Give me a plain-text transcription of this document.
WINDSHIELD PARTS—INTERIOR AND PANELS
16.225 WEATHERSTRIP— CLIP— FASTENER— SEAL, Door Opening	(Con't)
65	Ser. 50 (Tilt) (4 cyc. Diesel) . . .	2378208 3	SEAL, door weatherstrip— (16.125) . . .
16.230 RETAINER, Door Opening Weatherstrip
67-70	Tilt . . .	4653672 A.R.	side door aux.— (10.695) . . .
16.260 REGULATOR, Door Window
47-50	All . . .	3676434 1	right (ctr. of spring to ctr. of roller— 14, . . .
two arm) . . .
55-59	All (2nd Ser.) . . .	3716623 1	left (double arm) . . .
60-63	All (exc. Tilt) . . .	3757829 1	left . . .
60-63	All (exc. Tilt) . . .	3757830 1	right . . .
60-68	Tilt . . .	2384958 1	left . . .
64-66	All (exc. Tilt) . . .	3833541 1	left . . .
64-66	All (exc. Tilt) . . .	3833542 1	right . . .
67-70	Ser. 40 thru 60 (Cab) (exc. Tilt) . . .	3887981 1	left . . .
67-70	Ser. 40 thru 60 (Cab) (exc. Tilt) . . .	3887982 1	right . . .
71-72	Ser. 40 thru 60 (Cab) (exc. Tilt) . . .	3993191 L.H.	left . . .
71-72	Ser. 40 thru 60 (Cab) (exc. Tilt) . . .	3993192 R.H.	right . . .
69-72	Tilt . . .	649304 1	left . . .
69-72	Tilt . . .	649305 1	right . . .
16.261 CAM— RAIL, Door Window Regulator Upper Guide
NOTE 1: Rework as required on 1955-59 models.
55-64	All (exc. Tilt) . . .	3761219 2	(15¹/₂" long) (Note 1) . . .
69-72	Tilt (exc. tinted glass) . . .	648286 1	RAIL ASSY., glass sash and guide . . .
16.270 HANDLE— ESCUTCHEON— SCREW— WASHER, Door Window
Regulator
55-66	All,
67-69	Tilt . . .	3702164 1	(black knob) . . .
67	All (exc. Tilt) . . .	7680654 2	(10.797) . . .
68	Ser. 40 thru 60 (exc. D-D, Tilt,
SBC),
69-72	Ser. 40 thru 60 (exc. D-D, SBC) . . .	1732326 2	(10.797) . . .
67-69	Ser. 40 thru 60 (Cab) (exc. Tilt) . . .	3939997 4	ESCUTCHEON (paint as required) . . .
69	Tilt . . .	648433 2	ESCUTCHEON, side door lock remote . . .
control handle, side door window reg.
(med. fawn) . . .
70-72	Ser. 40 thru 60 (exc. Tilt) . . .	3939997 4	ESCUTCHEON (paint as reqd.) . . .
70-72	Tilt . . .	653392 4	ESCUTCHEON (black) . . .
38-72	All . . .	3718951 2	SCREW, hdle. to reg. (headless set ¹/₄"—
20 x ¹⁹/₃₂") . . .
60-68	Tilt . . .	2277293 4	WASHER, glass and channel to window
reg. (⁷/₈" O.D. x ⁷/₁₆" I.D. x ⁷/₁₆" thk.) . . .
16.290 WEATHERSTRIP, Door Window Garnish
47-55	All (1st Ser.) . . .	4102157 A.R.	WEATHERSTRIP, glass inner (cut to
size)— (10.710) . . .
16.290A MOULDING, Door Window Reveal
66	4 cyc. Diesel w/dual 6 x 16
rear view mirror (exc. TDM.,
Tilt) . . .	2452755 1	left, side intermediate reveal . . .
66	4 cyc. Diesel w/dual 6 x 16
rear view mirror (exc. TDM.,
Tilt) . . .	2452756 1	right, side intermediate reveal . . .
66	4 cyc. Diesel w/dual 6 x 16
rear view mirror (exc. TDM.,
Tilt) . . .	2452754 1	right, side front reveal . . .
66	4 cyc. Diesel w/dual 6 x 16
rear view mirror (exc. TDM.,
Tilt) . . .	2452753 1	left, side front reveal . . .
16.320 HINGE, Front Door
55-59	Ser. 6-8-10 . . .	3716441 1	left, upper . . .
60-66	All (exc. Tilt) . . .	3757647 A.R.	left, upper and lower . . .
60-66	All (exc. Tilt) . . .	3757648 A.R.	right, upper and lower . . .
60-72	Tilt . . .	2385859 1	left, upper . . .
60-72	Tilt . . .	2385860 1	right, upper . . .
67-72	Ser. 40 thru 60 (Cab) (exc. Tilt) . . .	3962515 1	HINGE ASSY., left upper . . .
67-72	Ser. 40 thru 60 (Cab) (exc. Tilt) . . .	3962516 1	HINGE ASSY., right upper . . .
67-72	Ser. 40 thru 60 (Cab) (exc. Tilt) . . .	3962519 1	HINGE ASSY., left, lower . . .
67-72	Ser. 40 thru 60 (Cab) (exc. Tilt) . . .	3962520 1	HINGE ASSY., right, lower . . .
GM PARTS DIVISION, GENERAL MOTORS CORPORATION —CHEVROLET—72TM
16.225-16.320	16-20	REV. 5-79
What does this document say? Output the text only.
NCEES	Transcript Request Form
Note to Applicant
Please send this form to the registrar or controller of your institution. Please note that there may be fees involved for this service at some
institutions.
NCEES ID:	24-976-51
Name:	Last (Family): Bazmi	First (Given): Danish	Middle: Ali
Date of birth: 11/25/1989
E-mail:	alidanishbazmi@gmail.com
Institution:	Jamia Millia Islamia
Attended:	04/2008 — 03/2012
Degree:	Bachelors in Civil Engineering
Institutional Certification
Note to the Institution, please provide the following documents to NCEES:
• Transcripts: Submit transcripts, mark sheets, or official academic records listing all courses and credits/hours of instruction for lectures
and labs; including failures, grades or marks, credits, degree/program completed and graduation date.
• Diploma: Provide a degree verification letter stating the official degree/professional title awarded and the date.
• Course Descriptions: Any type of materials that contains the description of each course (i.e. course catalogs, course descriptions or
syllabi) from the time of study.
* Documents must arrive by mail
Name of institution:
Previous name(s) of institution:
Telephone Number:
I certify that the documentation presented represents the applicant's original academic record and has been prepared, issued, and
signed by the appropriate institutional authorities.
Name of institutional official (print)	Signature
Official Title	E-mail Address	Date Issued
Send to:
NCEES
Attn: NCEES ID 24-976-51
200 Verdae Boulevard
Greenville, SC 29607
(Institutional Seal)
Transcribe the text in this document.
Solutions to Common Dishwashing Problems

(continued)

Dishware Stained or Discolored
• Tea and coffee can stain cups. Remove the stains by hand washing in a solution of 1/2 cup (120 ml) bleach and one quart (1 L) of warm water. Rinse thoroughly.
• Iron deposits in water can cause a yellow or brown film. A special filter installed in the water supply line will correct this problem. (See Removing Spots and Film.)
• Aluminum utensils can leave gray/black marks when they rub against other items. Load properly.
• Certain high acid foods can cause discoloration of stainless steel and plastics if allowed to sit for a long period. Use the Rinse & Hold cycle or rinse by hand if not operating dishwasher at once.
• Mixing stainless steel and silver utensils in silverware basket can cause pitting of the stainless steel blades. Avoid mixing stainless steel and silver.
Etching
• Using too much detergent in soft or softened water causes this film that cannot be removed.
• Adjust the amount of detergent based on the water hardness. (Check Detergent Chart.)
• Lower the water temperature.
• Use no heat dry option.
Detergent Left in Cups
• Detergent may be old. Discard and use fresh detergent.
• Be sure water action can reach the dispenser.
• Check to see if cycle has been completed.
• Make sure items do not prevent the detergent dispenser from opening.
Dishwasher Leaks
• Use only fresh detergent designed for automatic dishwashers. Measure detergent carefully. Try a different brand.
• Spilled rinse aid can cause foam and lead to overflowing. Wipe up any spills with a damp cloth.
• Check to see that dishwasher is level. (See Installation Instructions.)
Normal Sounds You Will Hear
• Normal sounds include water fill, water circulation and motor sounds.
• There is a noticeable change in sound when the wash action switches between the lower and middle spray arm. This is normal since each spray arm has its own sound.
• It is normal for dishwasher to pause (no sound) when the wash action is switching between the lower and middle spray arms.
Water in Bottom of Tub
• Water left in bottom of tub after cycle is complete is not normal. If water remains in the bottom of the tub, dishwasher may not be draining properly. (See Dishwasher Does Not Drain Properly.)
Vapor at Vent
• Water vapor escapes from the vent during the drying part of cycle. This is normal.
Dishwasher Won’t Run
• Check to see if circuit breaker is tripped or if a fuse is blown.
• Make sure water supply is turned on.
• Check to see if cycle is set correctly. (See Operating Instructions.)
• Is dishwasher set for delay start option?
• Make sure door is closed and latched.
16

━━━━

* [Job]:
Scan the records above for the string "academic", then report every line that contains it.

* [Written answer]:
• Transcripts: Submit transcripts, mark sheets, or official academic records listing all courses and credits/hours of instruction for lectures
I certify that the documentation presented represents the applicant's original academic record and has been prepared, issued, and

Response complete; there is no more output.